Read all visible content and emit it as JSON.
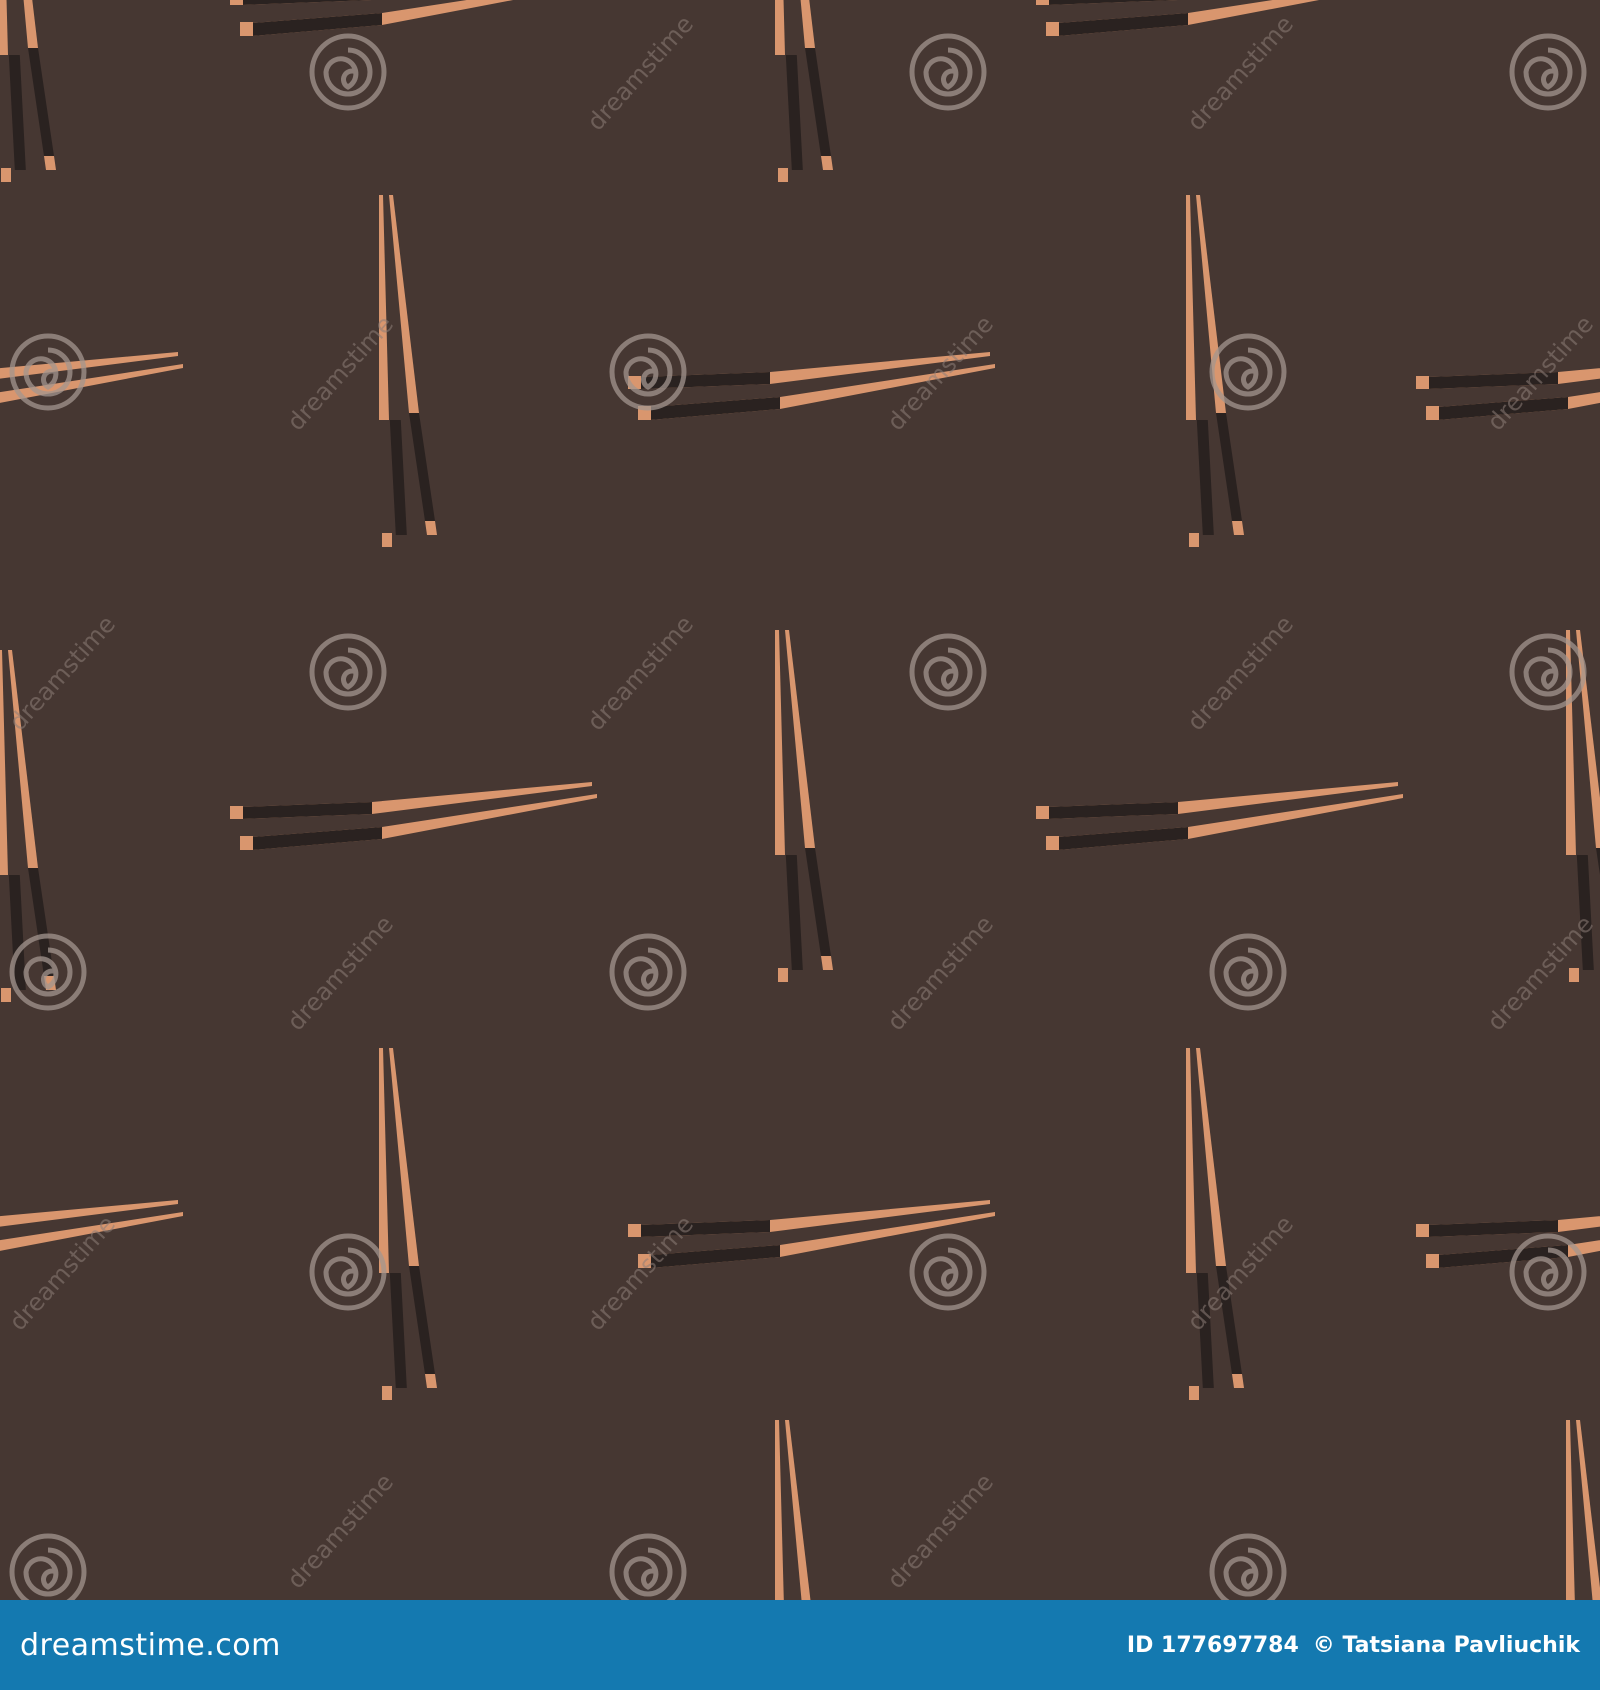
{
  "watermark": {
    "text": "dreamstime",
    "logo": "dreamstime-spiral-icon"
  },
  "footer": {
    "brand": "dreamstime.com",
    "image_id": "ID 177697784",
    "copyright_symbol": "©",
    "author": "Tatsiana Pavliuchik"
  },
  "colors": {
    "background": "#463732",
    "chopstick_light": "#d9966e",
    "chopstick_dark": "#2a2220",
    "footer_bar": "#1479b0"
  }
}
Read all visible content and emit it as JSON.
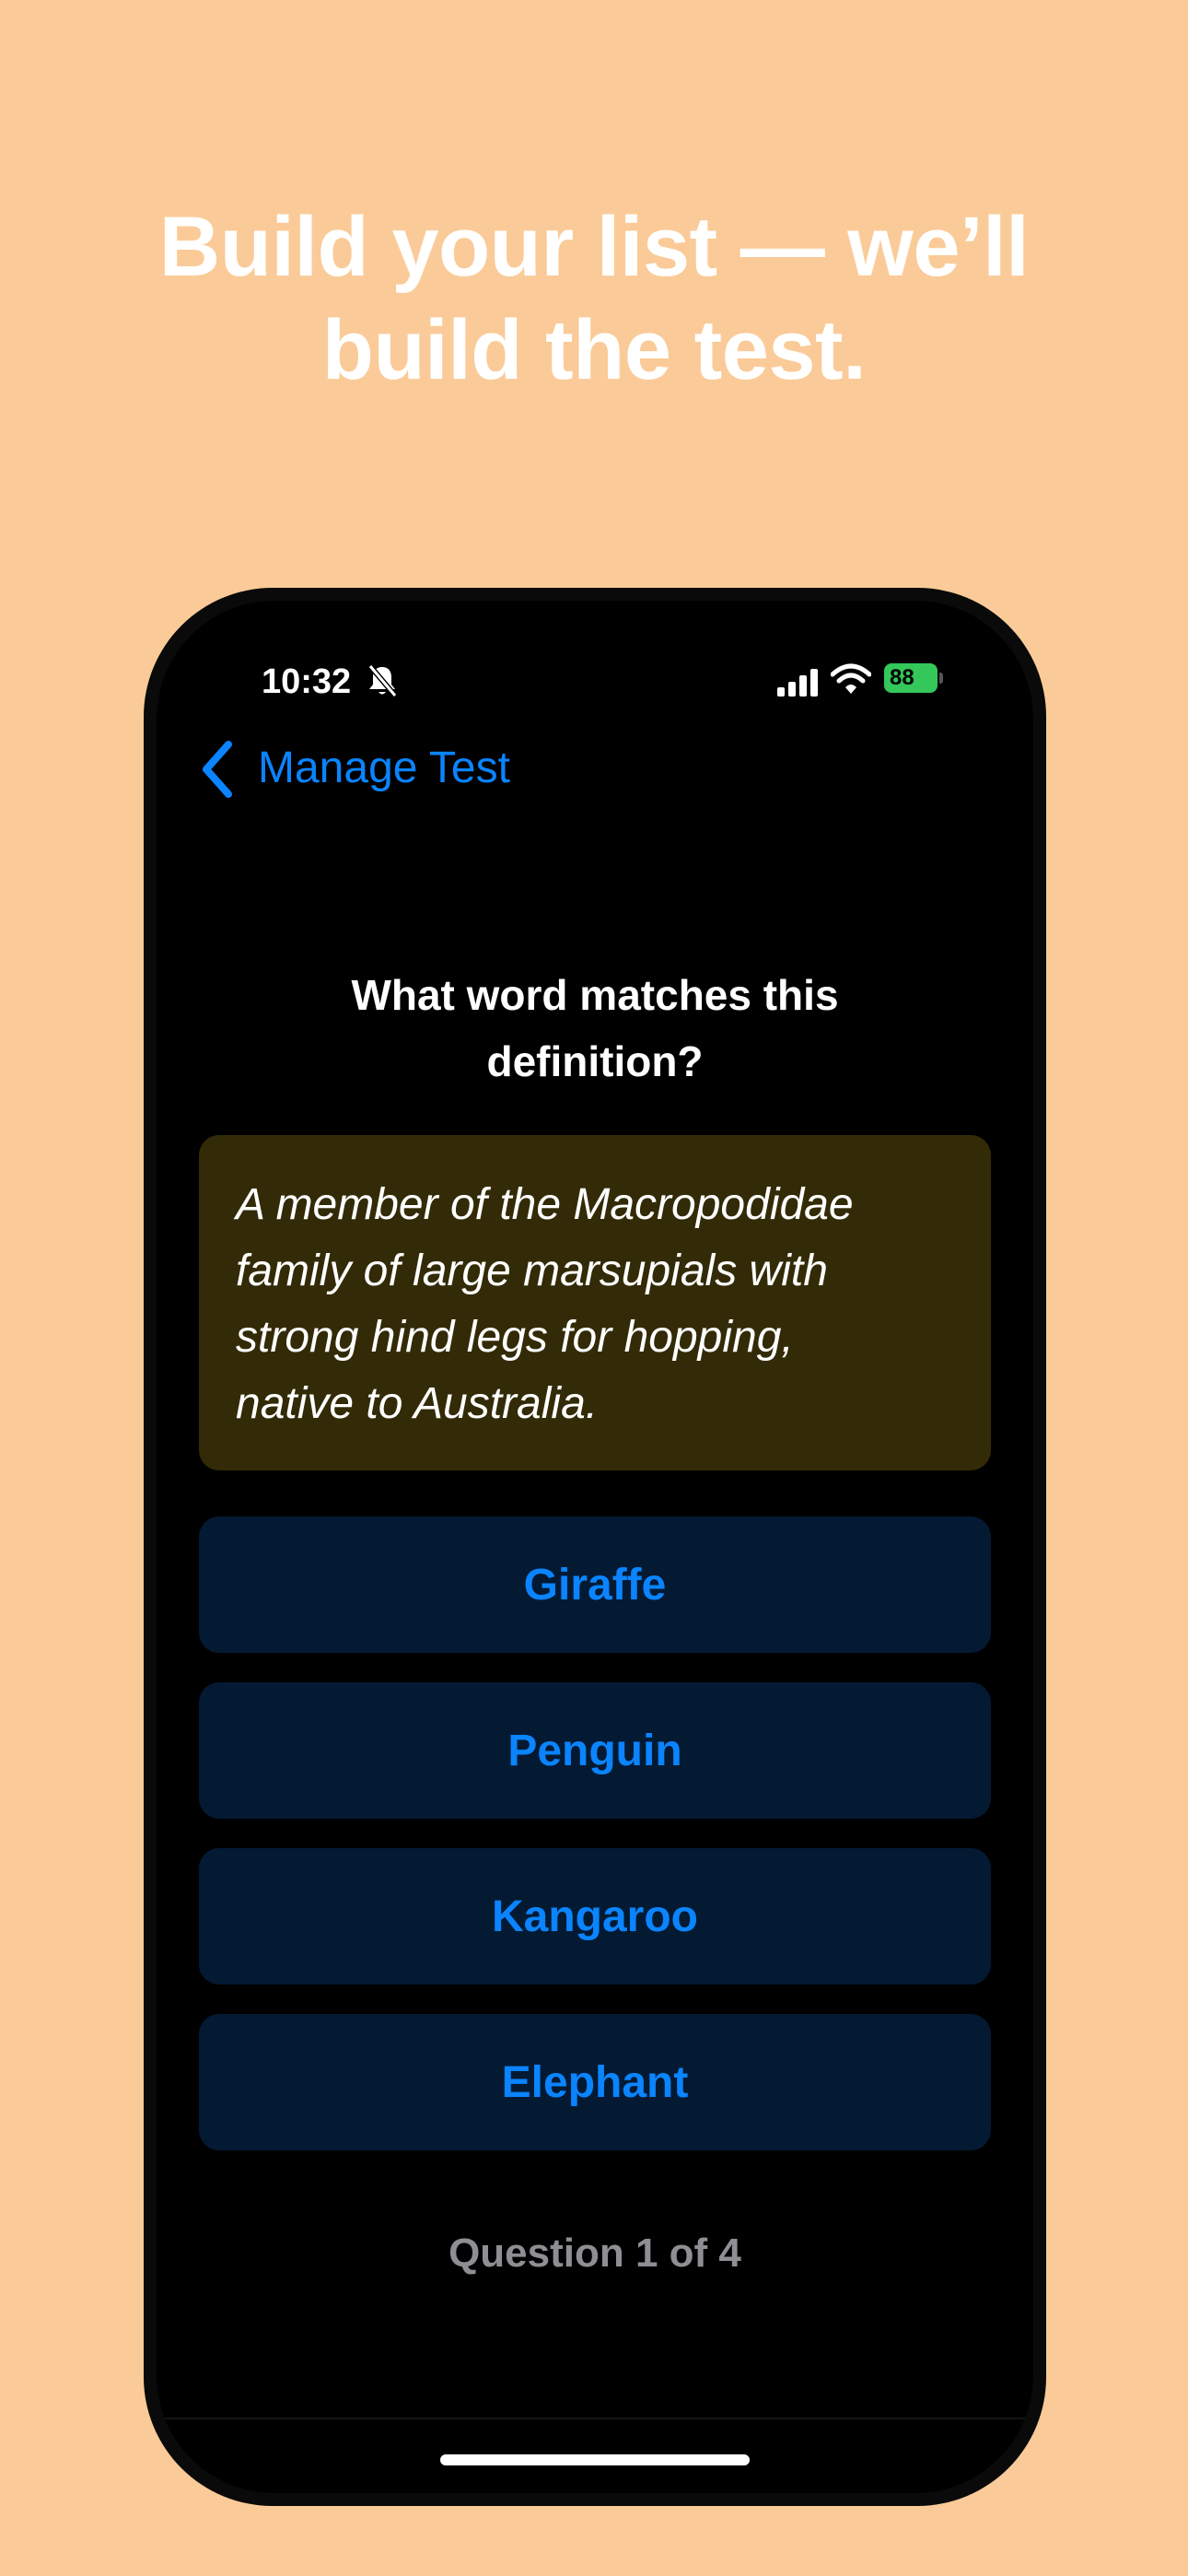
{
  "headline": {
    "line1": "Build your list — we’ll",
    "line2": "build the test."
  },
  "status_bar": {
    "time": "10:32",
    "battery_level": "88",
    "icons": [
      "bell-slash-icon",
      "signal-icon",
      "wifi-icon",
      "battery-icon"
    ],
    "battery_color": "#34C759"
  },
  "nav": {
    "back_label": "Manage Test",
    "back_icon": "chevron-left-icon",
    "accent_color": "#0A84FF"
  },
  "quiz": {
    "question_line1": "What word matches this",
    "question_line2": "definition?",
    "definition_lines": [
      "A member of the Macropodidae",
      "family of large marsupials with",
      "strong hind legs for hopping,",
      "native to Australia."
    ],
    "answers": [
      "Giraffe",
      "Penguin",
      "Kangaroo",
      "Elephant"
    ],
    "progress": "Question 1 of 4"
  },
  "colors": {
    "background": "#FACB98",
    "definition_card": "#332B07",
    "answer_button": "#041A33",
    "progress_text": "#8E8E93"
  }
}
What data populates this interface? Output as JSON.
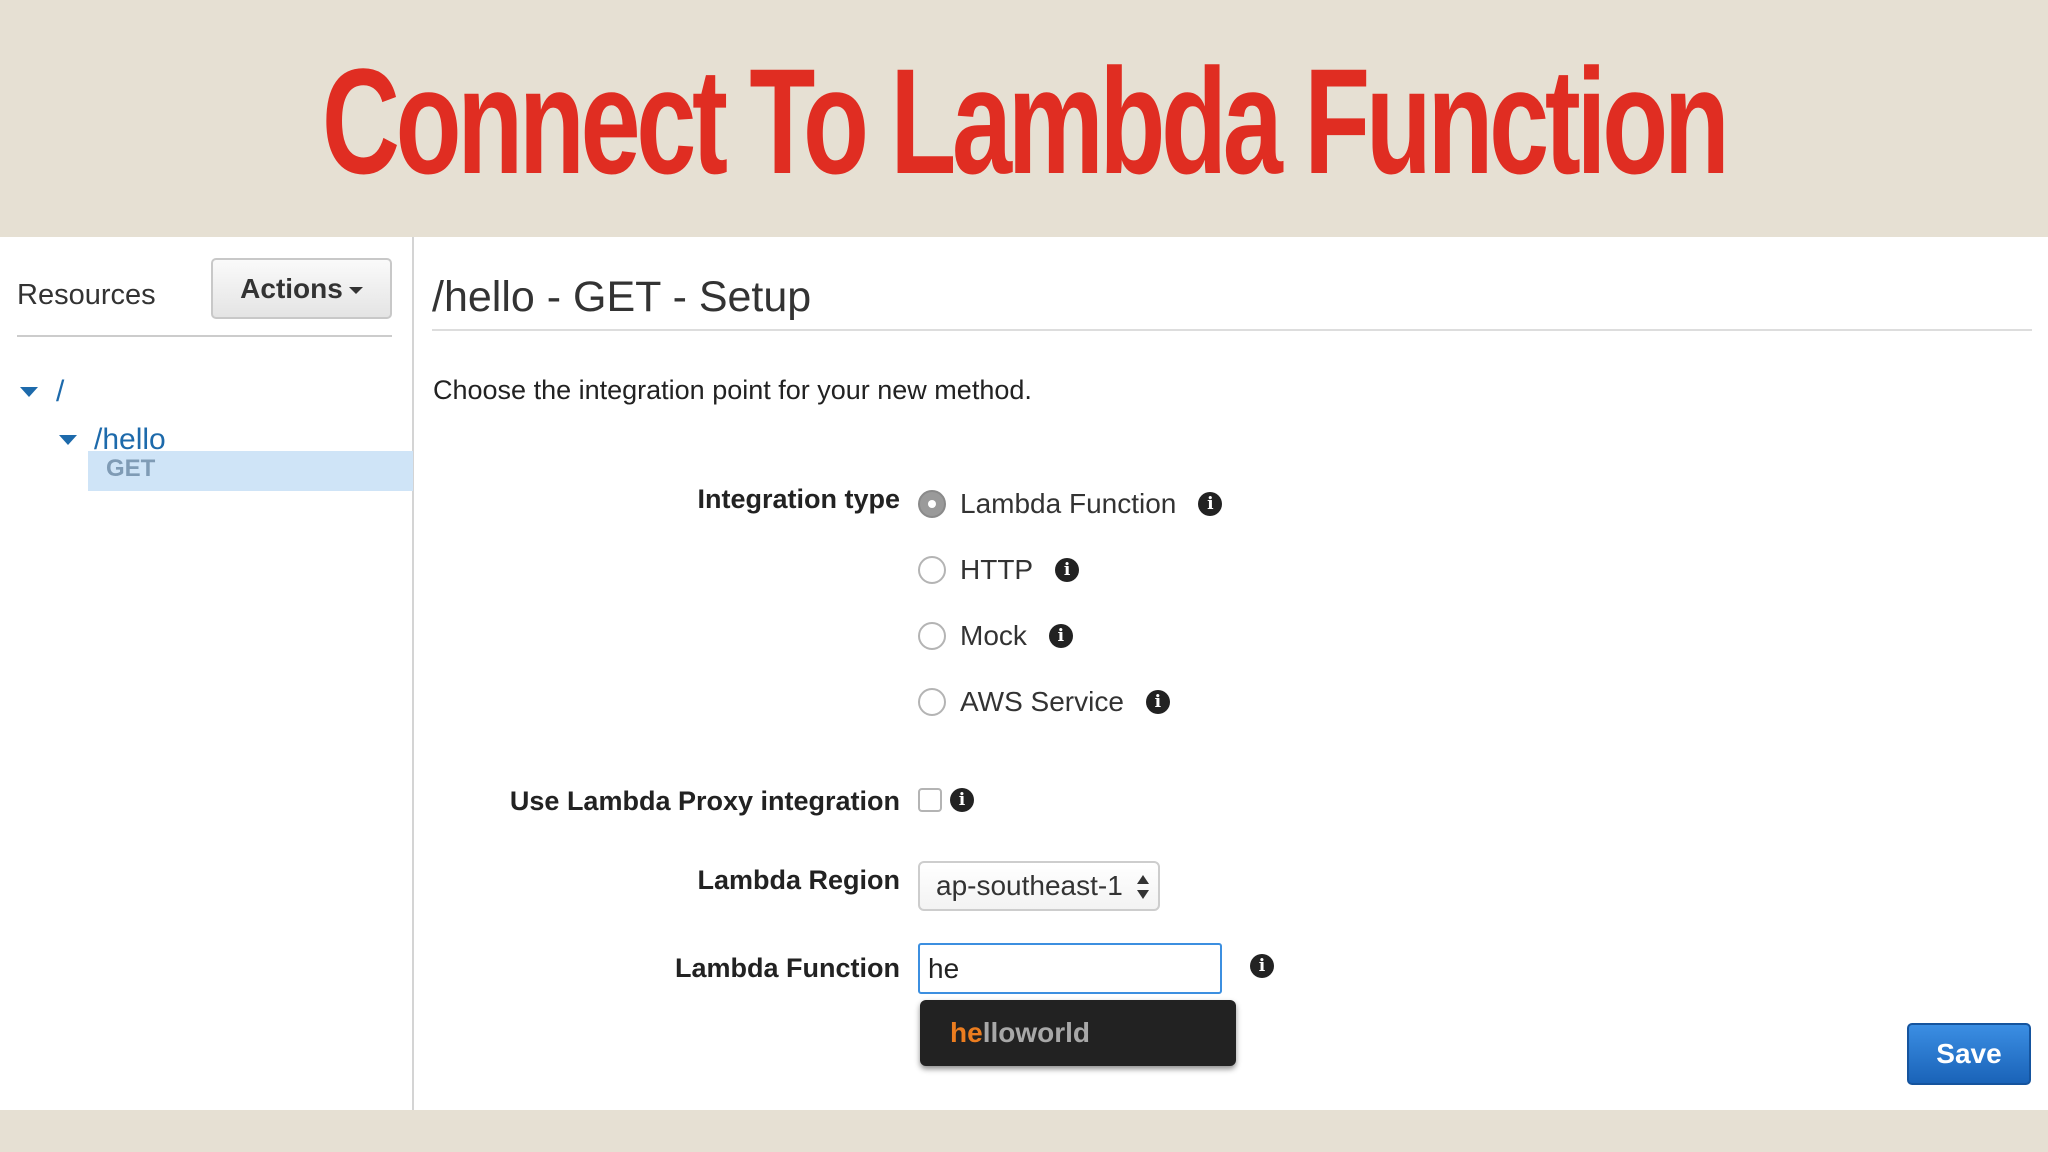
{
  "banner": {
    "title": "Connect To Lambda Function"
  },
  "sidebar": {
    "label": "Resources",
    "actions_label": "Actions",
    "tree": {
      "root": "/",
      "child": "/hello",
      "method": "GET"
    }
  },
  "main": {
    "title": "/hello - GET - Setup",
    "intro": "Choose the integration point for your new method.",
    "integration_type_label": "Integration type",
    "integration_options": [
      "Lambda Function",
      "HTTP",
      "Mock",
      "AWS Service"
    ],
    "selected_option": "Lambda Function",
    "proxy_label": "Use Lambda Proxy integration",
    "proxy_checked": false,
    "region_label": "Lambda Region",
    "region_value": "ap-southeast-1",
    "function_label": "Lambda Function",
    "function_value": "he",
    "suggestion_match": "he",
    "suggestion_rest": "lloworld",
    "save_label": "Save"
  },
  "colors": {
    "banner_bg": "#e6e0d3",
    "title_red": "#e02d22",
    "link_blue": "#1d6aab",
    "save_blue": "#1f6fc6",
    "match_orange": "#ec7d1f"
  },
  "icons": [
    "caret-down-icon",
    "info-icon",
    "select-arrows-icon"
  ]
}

※

### WHAT NEEDS TO BE DONE
Reproduce the full listing faithfully, but do not carry over any pictures.

### RESPONSE TO THE EXERCISE
Read all visible content and emit it as JSON.
{
  "watermark": {
    "text": "dreamstime",
    "logo": "dreamstime-spiral-icon"
  },
  "footer": {
    "brand": "dreamstime.com",
    "image_id": "ID 177697784",
    "copyright_symbol": "©",
    "author": "Tatsiana Pavliuchik"
  },
  "colors": {
    "background": "#463732",
    "chopstick_light": "#d9966e",
    "chopstick_dark": "#2a2220",
    "footer_bar": "#1479b0"
  }
}
Read all visible content and emit it as JSON.
{
  "headline": {
    "line1": "Build your list — we’ll",
    "line2": "build the test."
  },
  "status_bar": {
    "time": "10:32",
    "battery_level": "88",
    "icons": [
      "bell-slash-icon",
      "signal-icon",
      "wifi-icon",
      "battery-icon"
    ],
    "battery_color": "#34C759"
  },
  "nav": {
    "back_label": "Manage Test",
    "back_icon": "chevron-left-icon",
    "accent_color": "#0A84FF"
  },
  "quiz": {
    "question_line1": "What word matches this",
    "question_line2": "definition?",
    "definition_lines": [
      "A member of the Macropodidae",
      "family of large marsupials with",
      "strong hind legs for hopping,",
      "native to Australia."
    ],
    "answers": [
      "Giraffe",
      "Penguin",
      "Kangaroo",
      "Elephant"
    ],
    "progress": "Question 1 of 4"
  },
  "colors": {
    "background": "#FACB98",
    "definition_card": "#332B07",
    "answer_button": "#041A33",
    "progress_text": "#8E8E93"
  }
}
What data populates this interface? Output as JSON.
{
  "banner": {
    "title": "Connect To Lambda Function"
  },
  "sidebar": {
    "label": "Resources",
    "actions_label": "Actions",
    "tree": {
      "root": "/",
      "child": "/hello",
      "method": "GET"
    }
  },
  "main": {
    "title": "/hello - GET - Setup",
    "intro": "Choose the integration point for your new method.",
    "integration_type_label": "Integration type",
    "integration_options": [
      "Lambda Function",
      "HTTP",
      "Mock",
      "AWS Service"
    ],
    "selected_option": "Lambda Function",
    "proxy_label": "Use Lambda Proxy integration",
    "proxy_checked": false,
    "region_label": "Lambda Region",
    "region_value": "ap-southeast-1",
    "function_label": "Lambda Function",
    "function_value": "he",
    "suggestion_match": "he",
    "suggestion_rest": "lloworld",
    "save_label": "Save"
  },
  "colors": {
    "banner_bg": "#e6e0d3",
    "title_red": "#e02d22",
    "link_blue": "#1d6aab",
    "save_blue": "#1f6fc6",
    "match_orange": "#ec7d1f"
  },
  "icons": [
    "caret-down-icon",
    "info-icon",
    "select-arrows-icon"
  ]
}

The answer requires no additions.